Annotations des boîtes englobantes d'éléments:
------------------------------------

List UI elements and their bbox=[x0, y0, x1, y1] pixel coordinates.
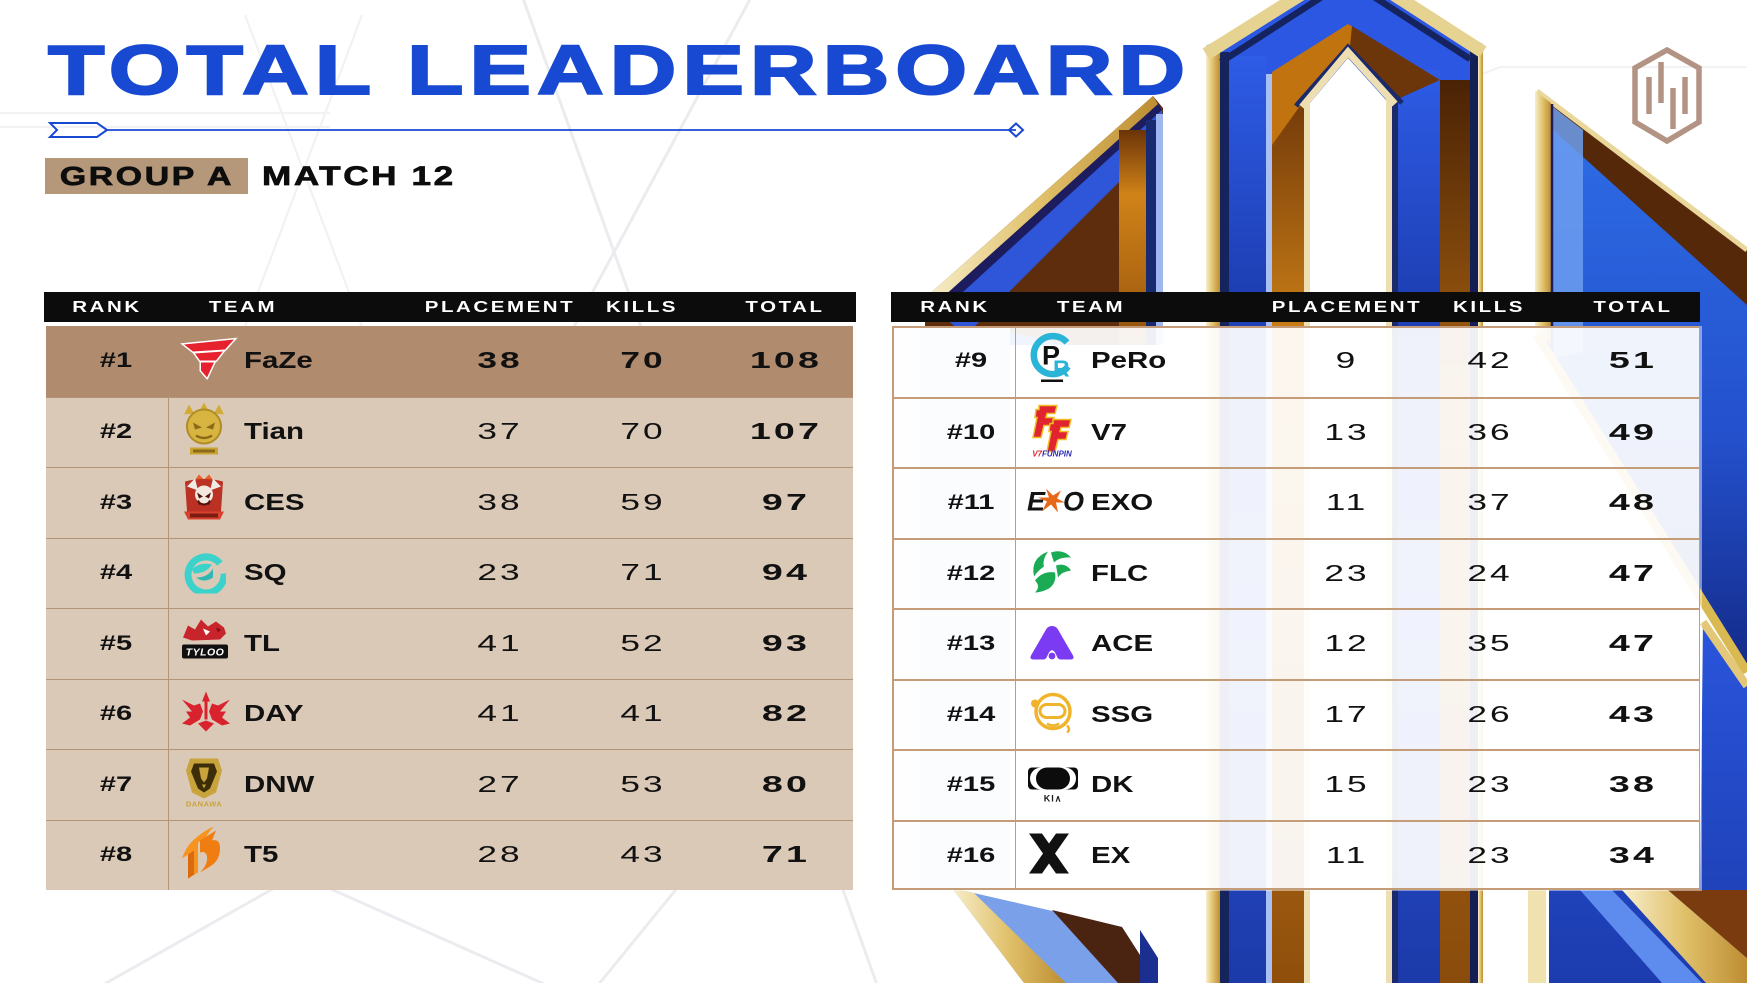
svg-text:DANAWA: DANAWA bbox=[186, 799, 222, 808]
svg-text:TYLOO: TYLOO bbox=[186, 646, 225, 658]
svg-text:V7FUNPIN: V7FUNPIN bbox=[1032, 449, 1072, 457]
svg-text:O: O bbox=[1063, 487, 1084, 516]
svg-text:P: P bbox=[1042, 341, 1060, 371]
svg-text:R: R bbox=[1053, 356, 1070, 382]
svg-text:KI∧: KI∧ bbox=[1044, 794, 1063, 804]
svg-text:E: E bbox=[1027, 487, 1046, 516]
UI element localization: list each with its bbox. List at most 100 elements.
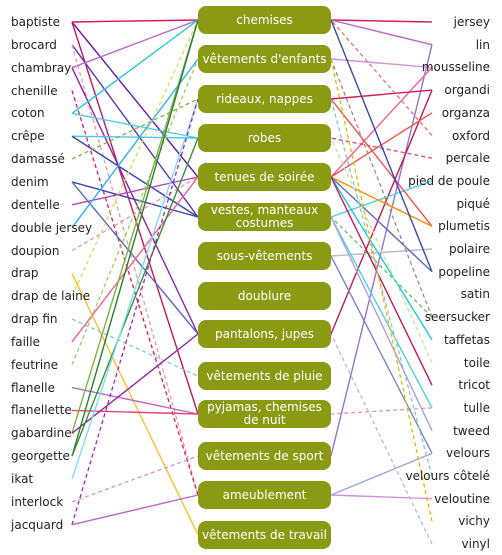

------------------------------------

◆ Travail à réaliser ◆
Restituez toutes les lignes des entrées ci-dessus sous forme de liste numérotée, sans les lignes vides ni les images.

◆ Résultat ◆
1. List UI elements and their bbox=[x0, y0, x1, y1] pixel coordinates.
2. svg-text:DANAWA: DANAWA bbox=[186, 799, 222, 808]
3. svg-text:TYLOO: TYLOO bbox=[186, 646, 225, 658]
4. svg-text:V7FUNPIN: V7FUNPIN bbox=[1032, 449, 1072, 457]
5. svg-text:O: O bbox=[1063, 487, 1084, 516]
6. svg-text:P: P bbox=[1042, 341, 1060, 371]
7. svg-text:R: R bbox=[1053, 356, 1070, 382]
8. svg-text:KI∧: KI∧ bbox=[1044, 794, 1063, 804]
9. svg-text:E: E bbox=[1027, 487, 1046, 516]
10. UI element localization: list each with its bbox. List at most 100 elements.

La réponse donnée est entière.